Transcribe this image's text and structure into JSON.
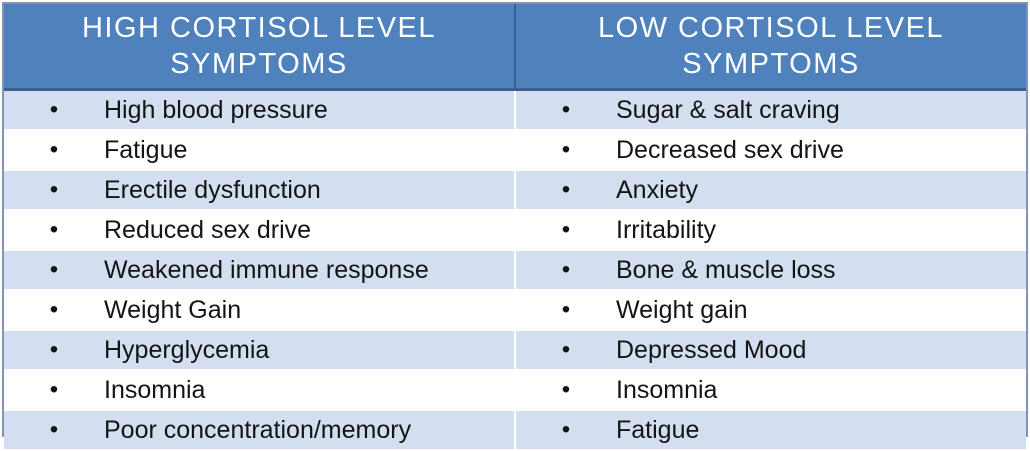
{
  "table": {
    "headers": {
      "high": [
        "HIGH CORTISOL LEVEL",
        "SYMPTOMS"
      ],
      "low": [
        "LOW CORTISOL LEVEL",
        "SYMPTOMS"
      ]
    },
    "bullet": "•",
    "rows": [
      {
        "high": "High blood pressure",
        "low": "Sugar & salt craving"
      },
      {
        "high": "Fatigue",
        "low": "Decreased sex drive"
      },
      {
        "high": "Erectile dysfunction",
        "low": "Anxiety"
      },
      {
        "high": "Reduced sex drive",
        "low": "Irritability"
      },
      {
        "high": "Weakened immune response",
        "low": "Bone & muscle loss"
      },
      {
        "high": "Weight Gain",
        "low": "Weight gain"
      },
      {
        "high": "Hyperglycemia",
        "low": "Depressed Mood"
      },
      {
        "high": "Insomnia",
        "low": "Insomnia"
      },
      {
        "high": "Poor concentration/memory",
        "low": "Fatigue"
      }
    ]
  }
}
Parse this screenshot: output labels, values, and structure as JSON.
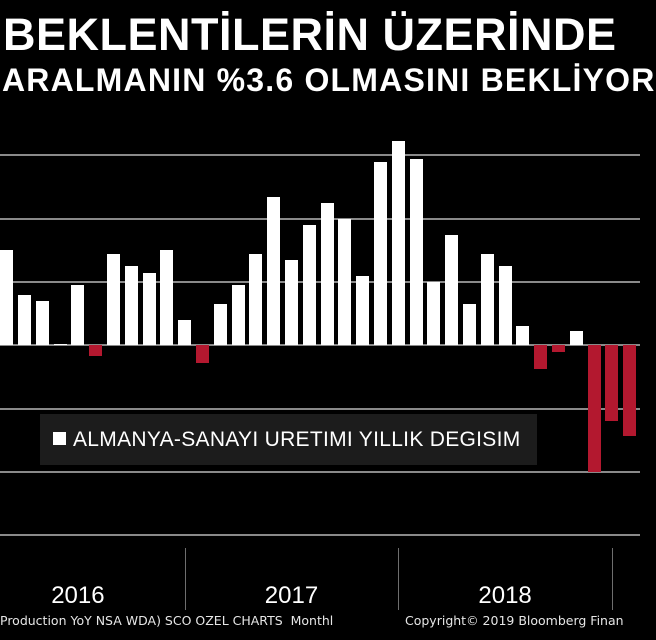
{
  "chart_data": {
    "type": "bar",
    "title": [
      "BEKLENTİLERİN ÜZERİNDE",
      "ARALMANIN %3.6 OLMASINI BEKLİYOR"
    ],
    "xlabel": "",
    "ylabel": "",
    "x": [
      "2016-02",
      "2016-03",
      "2016-04",
      "2016-05",
      "2016-06",
      "2016-07",
      "2016-08",
      "2016-09",
      "2016-10",
      "2016-11",
      "2016-12",
      "2017-01",
      "2017-02",
      "2017-03",
      "2017-04",
      "2017-05",
      "2017-06",
      "2017-07",
      "2017-08",
      "2017-09",
      "2017-10",
      "2017-11",
      "2017-12",
      "2018-01",
      "2018-02",
      "2018-03",
      "2018-04",
      "2018-05",
      "2018-06",
      "2018-07",
      "2018-08",
      "2018-09",
      "2018-10",
      "2018-11",
      "2018-12",
      "2019-01"
    ],
    "series": [
      {
        "name": "ALMANYA-SANAYI URETIMI YILLIK DEGISIM",
        "values": [
          3.0,
          1.6,
          1.4,
          0.05,
          1.9,
          -0.35,
          2.9,
          2.5,
          2.3,
          3.0,
          0.8,
          -0.55,
          1.3,
          1.9,
          2.9,
          4.7,
          2.7,
          3.8,
          4.5,
          4.0,
          2.2,
          5.8,
          6.45,
          5.9,
          2.0,
          3.5,
          1.3,
          2.9,
          2.5,
          0.6,
          -0.75,
          -0.2,
          0.45,
          -4.0,
          -2.4,
          -2.85
        ]
      }
    ],
    "x_tick_labels": [
      "2016",
      "2017",
      "2018"
    ],
    "ylim": [
      -6.4,
      8
    ],
    "grid": true,
    "grid_step": 2,
    "legend_position": "lower-left",
    "colors": {
      "background": "#000000",
      "positive": "#ffffff",
      "negative": "#b3182f",
      "grid": "#8a8a8a",
      "legend_background": "#1c1c1c"
    }
  },
  "footer": {
    "source": "Production YoY NSA WDA) SCO OZEL CHARTS  Monthl",
    "copyright": "Copyright© 2019 Bloomberg Finan"
  }
}
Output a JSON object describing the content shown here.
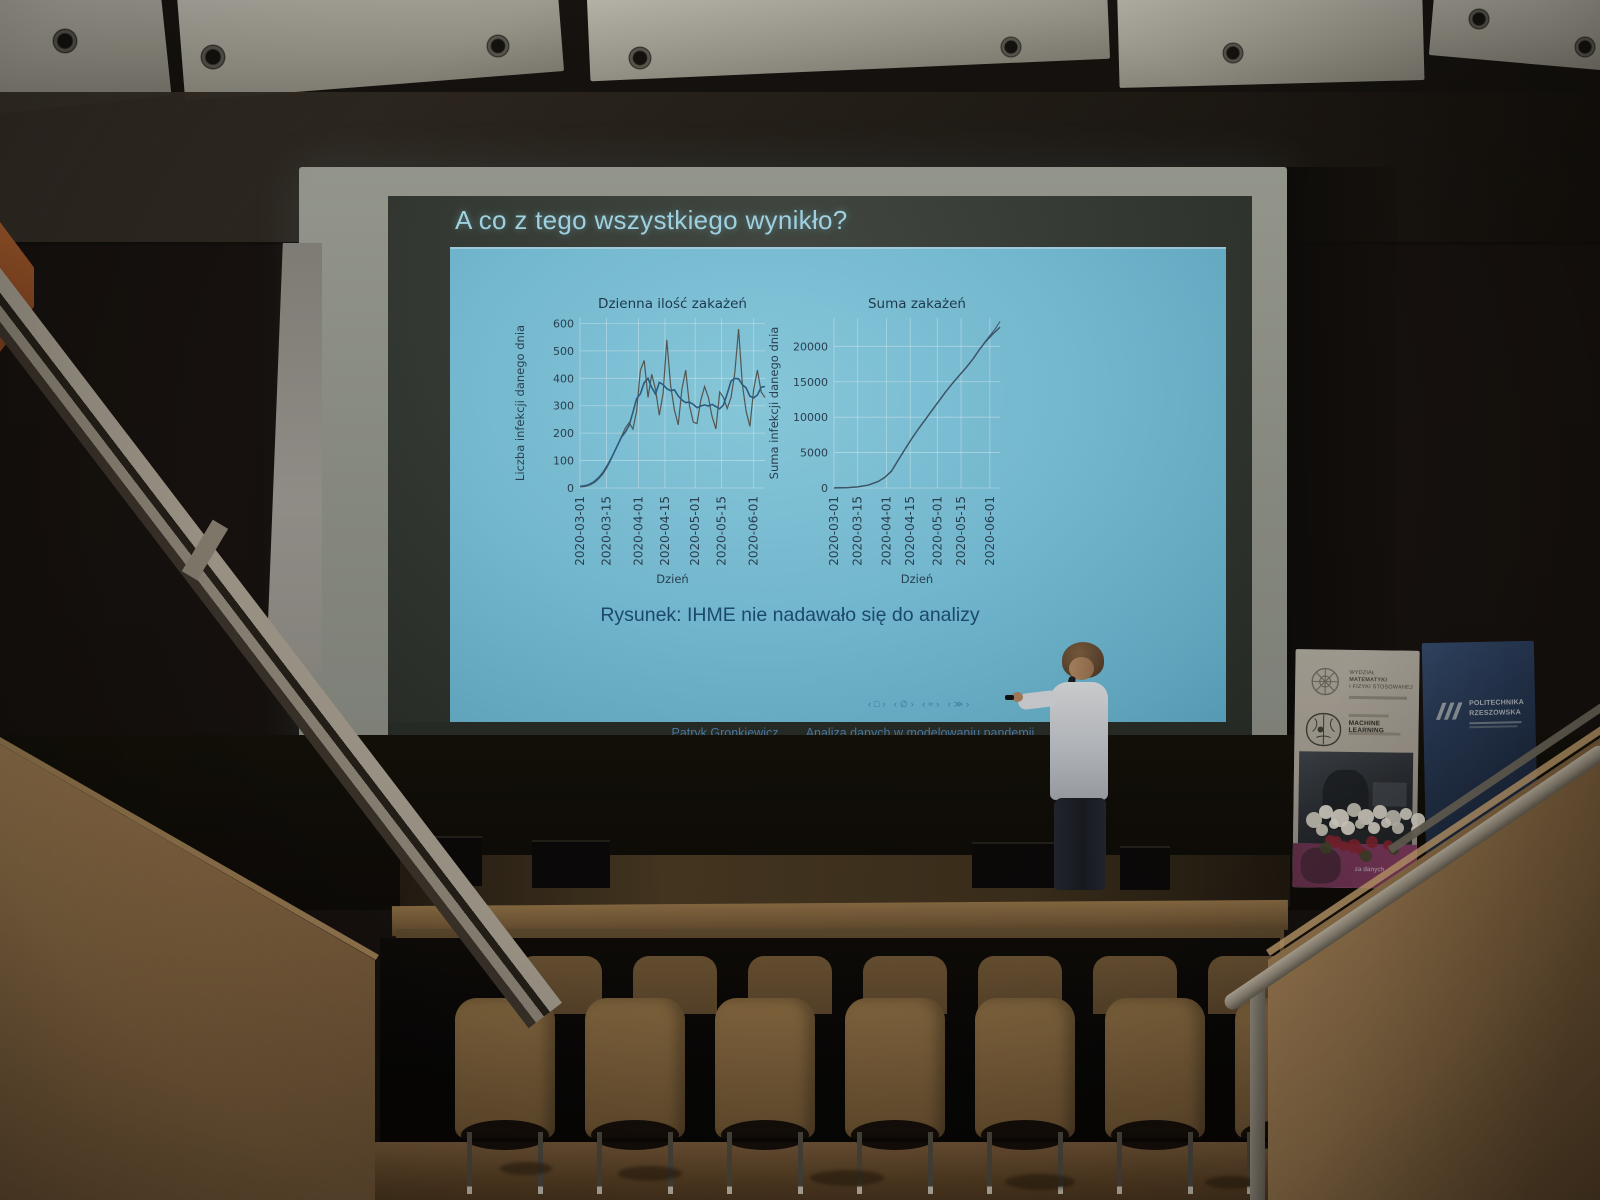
{
  "slide": {
    "title": "A co z tego wszystkiego wynikło?",
    "caption": "Rysunek: IHME nie nadawało się do analizy",
    "navigation_symbols": "‹□› ‹∅› ‹≈› ‹≫›",
    "footer": {
      "author": "Patryk Gronkiewicz",
      "talk_title": "Analiza danych w modelowaniu pandemii"
    },
    "colors": {
      "projection_background": "#79c2db",
      "title_text": "#a6dcec",
      "caption_text": "#1d4d72",
      "footer_text": "#4c7da8"
    }
  },
  "chart_data": [
    {
      "type": "line",
      "title": "Dzienna ilość zakażeń",
      "xlabel": "Dzień",
      "ylabel": "Liczba infekcji danego dnia",
      "ylim": [
        0,
        620
      ],
      "yticks": [
        0,
        100,
        200,
        300,
        400,
        500,
        600
      ],
      "xtick_labels": [
        "2020-03-01",
        "2020-03-15",
        "2020-04-01",
        "2020-04-15",
        "2020-05-01",
        "2020-05-15",
        "2020-06-01"
      ],
      "xtick_days": [
        0,
        14,
        31,
        45,
        61,
        75,
        92
      ],
      "x_span_days": 98,
      "sample_step_days": 2,
      "daily_infections": [
        4,
        5,
        8,
        14,
        22,
        35,
        50,
        72,
        98,
        128,
        158,
        188,
        218,
        238,
        215,
        280,
        430,
        465,
        330,
        415,
        360,
        265,
        345,
        540,
        375,
        285,
        230,
        360,
        430,
        300,
        240,
        235,
        320,
        370,
        330,
        260,
        215,
        350,
        330,
        290,
        330,
        420,
        580,
        380,
        280,
        225,
        360,
        430,
        350,
        330
      ],
      "grid": true
    },
    {
      "type": "line",
      "title": "Suma zakażeń",
      "xlabel": "Dzień",
      "ylabel": "Suma infekcji danego dnia",
      "ylim": [
        0,
        24000
      ],
      "yticks": [
        0,
        5000,
        10000,
        15000,
        20000
      ],
      "xtick_labels": [
        "2020-03-01",
        "2020-03-15",
        "2020-04-01",
        "2020-04-15",
        "2020-05-01",
        "2020-05-15",
        "2020-06-01"
      ],
      "xtick_days": [
        0,
        14,
        31,
        45,
        61,
        75,
        92
      ],
      "x_span_days": 98,
      "cumulative": [
        [
          0,
          20
        ],
        [
          8,
          60
        ],
        [
          14,
          150
        ],
        [
          20,
          400
        ],
        [
          26,
          900
        ],
        [
          30,
          1500
        ],
        [
          34,
          2400
        ],
        [
          38,
          4000
        ],
        [
          42,
          5500
        ],
        [
          46,
          7000
        ],
        [
          50,
          8400
        ],
        [
          54,
          9700
        ],
        [
          58,
          11000
        ],
        [
          62,
          12300
        ],
        [
          66,
          13600
        ],
        [
          70,
          14800
        ],
        [
          74,
          15900
        ],
        [
          78,
          17000
        ],
        [
          82,
          18200
        ],
        [
          86,
          19600
        ],
        [
          90,
          20800
        ],
        [
          94,
          21800
        ],
        [
          98,
          22700
        ]
      ],
      "forecast_tail": [
        [
          88,
          20300
        ],
        [
          92,
          21500
        ],
        [
          95,
          22400
        ],
        [
          98,
          23500
        ]
      ],
      "grid": true
    }
  ],
  "banners": {
    "left": {
      "faculty_lines": [
        "WYDZIAŁ",
        "MATEMATYKI",
        "I FIZYKI STOSOWANEJ"
      ],
      "ml_text": "MACHINE LEARNING",
      "pink_text": "za danych"
    },
    "right": {
      "name_line1": "POLITECHNIKA",
      "name_line2": "RZESZOWSKA"
    }
  }
}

···

[REQUIRED TASK]
Extract all lines of the records above that include "infekcji".

[WRITTEN SOLUTION]
      "ylabel": "Liczba infekcji danego dnia",
      "ylabel": "Suma infekcji danego dnia",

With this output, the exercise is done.